■ **Work order**
List, from the lines below, each one with "drycker" in it.

··········

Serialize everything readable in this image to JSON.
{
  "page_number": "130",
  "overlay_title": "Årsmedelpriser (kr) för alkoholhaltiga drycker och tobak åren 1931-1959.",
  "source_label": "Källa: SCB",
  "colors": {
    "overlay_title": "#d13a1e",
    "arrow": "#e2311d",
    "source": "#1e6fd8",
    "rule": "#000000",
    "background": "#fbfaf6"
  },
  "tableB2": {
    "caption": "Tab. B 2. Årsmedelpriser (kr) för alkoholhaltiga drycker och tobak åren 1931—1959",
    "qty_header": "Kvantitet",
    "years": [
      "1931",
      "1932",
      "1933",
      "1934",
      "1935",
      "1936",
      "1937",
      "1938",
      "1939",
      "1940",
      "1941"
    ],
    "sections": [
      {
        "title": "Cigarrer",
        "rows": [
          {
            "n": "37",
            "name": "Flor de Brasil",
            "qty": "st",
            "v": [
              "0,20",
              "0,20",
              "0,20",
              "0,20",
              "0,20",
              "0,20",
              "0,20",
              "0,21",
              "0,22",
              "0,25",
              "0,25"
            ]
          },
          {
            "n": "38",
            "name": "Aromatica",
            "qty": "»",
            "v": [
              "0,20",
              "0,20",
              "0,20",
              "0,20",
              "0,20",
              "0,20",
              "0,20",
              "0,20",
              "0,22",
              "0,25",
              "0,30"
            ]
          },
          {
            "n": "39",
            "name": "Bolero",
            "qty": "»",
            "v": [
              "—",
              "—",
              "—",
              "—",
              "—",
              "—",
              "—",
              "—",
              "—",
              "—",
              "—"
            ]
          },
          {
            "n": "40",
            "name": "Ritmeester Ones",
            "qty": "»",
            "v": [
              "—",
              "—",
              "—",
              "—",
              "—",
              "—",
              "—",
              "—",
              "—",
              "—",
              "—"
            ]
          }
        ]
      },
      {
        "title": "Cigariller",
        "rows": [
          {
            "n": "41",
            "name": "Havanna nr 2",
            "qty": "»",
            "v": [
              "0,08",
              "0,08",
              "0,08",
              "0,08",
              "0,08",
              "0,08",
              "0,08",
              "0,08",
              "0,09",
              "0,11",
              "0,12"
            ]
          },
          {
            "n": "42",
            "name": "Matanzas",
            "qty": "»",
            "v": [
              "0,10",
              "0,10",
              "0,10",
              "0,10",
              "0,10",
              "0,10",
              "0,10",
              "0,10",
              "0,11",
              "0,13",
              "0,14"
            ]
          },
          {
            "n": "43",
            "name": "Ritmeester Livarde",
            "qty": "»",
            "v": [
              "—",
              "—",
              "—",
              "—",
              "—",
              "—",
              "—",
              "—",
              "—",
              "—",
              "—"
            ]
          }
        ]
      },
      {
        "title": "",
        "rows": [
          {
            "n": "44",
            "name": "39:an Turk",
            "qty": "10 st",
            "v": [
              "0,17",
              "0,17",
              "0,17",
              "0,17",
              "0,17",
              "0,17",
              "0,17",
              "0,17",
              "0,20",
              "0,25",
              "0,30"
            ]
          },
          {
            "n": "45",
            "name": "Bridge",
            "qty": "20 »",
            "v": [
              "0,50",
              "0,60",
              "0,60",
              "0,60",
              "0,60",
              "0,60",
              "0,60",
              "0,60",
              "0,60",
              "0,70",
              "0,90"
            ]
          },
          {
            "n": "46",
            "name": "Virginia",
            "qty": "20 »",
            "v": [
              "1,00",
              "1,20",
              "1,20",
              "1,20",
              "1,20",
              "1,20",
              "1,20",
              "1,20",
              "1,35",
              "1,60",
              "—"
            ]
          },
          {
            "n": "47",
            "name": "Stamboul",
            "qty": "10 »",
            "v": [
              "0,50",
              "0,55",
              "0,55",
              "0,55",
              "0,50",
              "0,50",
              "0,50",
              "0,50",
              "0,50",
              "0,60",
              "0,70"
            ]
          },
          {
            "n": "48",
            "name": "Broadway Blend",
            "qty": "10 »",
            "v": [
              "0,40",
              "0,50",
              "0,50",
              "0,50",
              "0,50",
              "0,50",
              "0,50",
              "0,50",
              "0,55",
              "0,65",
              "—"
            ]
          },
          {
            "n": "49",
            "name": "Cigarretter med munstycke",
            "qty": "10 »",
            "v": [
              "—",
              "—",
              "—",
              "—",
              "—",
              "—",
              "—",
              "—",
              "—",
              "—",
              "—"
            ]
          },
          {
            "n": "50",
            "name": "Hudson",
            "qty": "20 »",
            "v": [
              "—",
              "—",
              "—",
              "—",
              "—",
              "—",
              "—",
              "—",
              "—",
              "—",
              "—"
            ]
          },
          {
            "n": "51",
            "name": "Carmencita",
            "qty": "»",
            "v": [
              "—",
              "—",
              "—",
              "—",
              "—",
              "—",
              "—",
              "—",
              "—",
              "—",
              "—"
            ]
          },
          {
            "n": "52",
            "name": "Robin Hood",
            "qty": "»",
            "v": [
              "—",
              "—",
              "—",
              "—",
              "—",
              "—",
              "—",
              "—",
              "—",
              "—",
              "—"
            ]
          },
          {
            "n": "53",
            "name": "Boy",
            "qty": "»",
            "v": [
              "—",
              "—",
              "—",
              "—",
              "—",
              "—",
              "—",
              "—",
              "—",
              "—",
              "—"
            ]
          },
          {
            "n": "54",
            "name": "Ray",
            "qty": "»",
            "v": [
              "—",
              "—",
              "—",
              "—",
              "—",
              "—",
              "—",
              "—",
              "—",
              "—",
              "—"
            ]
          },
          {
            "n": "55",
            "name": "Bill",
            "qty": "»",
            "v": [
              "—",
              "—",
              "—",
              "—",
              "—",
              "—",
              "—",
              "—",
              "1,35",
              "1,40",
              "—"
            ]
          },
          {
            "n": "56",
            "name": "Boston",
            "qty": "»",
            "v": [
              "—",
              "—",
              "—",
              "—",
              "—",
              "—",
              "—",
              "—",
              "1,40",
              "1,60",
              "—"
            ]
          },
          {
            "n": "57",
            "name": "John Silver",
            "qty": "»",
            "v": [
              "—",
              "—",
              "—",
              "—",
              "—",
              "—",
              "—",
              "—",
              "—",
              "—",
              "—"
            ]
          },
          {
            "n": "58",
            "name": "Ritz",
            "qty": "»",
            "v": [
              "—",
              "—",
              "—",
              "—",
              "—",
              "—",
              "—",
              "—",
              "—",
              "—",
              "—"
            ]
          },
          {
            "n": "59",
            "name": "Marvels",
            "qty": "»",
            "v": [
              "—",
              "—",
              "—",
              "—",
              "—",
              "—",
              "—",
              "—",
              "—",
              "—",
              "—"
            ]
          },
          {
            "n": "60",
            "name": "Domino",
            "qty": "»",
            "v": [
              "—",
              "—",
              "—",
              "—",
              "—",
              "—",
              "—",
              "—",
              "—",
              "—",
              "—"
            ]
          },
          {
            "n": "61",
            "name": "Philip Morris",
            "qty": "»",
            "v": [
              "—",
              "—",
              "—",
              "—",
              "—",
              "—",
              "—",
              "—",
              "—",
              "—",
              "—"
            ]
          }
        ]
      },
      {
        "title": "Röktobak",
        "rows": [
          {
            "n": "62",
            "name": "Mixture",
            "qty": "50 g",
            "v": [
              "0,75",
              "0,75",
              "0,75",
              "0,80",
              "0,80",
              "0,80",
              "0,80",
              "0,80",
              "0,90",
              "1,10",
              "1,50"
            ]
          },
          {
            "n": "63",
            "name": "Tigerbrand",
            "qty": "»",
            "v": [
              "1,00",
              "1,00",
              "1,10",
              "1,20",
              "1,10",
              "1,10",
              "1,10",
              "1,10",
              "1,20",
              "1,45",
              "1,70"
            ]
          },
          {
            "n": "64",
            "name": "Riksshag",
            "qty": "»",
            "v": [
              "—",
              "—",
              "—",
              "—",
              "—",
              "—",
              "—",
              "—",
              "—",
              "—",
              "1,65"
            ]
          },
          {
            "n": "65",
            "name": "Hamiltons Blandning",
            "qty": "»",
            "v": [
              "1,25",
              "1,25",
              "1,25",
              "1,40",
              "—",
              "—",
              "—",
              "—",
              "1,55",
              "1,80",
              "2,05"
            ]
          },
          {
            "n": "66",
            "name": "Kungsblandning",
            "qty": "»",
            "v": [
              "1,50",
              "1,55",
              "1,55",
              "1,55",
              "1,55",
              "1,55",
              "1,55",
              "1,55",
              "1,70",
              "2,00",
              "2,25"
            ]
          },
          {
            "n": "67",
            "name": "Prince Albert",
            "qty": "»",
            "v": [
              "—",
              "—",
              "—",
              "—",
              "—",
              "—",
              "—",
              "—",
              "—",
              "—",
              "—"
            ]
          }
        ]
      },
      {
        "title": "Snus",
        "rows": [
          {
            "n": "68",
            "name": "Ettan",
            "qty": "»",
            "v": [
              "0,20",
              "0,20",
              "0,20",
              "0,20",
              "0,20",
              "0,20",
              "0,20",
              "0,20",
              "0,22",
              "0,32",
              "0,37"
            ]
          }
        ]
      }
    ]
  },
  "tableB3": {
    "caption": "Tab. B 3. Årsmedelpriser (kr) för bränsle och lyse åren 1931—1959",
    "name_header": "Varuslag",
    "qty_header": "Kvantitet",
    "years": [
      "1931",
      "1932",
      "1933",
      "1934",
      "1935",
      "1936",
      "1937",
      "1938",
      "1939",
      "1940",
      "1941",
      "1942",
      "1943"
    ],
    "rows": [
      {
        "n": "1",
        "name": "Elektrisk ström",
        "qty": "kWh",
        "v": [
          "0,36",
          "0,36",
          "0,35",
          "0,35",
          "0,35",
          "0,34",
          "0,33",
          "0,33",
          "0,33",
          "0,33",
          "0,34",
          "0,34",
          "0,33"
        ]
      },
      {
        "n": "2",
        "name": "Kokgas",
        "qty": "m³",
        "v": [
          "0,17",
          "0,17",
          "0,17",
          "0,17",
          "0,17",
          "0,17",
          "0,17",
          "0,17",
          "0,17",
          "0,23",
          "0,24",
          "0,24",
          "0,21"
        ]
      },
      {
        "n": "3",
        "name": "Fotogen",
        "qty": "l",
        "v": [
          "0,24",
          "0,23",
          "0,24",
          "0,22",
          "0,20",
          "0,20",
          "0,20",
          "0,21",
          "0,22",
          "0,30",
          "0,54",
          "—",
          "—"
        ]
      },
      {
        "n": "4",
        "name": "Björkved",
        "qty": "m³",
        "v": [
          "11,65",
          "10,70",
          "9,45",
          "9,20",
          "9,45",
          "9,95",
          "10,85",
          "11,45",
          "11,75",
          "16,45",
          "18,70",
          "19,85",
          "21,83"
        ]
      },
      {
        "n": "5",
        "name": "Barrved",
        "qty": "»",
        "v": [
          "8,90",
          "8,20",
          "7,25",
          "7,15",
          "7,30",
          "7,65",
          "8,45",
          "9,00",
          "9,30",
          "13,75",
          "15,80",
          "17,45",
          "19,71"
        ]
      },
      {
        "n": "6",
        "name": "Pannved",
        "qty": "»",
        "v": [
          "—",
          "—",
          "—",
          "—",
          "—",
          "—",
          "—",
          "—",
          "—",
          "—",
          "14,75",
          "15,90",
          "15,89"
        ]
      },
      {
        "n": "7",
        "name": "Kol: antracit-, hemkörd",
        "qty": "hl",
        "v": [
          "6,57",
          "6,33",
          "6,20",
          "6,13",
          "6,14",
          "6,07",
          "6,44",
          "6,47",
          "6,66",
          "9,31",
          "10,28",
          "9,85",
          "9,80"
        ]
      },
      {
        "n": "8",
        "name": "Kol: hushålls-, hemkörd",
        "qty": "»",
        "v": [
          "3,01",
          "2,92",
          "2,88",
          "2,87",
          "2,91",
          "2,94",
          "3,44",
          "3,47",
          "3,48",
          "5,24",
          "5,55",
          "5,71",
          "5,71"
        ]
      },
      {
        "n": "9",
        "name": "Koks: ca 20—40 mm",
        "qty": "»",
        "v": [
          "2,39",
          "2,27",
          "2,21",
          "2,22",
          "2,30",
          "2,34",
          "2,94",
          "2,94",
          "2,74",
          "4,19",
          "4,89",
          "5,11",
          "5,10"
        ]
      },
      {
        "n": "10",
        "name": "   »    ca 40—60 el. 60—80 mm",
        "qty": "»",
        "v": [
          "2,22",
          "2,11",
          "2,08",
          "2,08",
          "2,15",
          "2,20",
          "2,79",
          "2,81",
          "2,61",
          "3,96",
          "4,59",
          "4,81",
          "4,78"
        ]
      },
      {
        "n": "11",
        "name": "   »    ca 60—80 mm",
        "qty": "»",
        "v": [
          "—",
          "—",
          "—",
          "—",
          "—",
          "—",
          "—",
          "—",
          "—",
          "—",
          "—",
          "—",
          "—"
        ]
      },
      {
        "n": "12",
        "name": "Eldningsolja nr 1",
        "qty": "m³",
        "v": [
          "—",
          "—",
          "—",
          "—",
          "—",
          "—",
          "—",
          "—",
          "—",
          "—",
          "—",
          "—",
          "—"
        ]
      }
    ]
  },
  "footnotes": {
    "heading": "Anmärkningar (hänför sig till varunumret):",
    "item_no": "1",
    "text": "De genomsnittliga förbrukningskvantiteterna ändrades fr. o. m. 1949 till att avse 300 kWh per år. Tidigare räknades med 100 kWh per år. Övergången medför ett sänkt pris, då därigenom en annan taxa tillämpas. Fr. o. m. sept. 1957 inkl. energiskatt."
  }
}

··········

■ **Solution for this exercise**
  "overlay_title": "Årsmedelpriser (kr) för alkoholhaltiga drycker och tobak åren 1931-1959.",
    "caption": "Tab. B 2. Årsmedelpriser (kr) för alkoholhaltiga drycker och tobak åren 1931—1959",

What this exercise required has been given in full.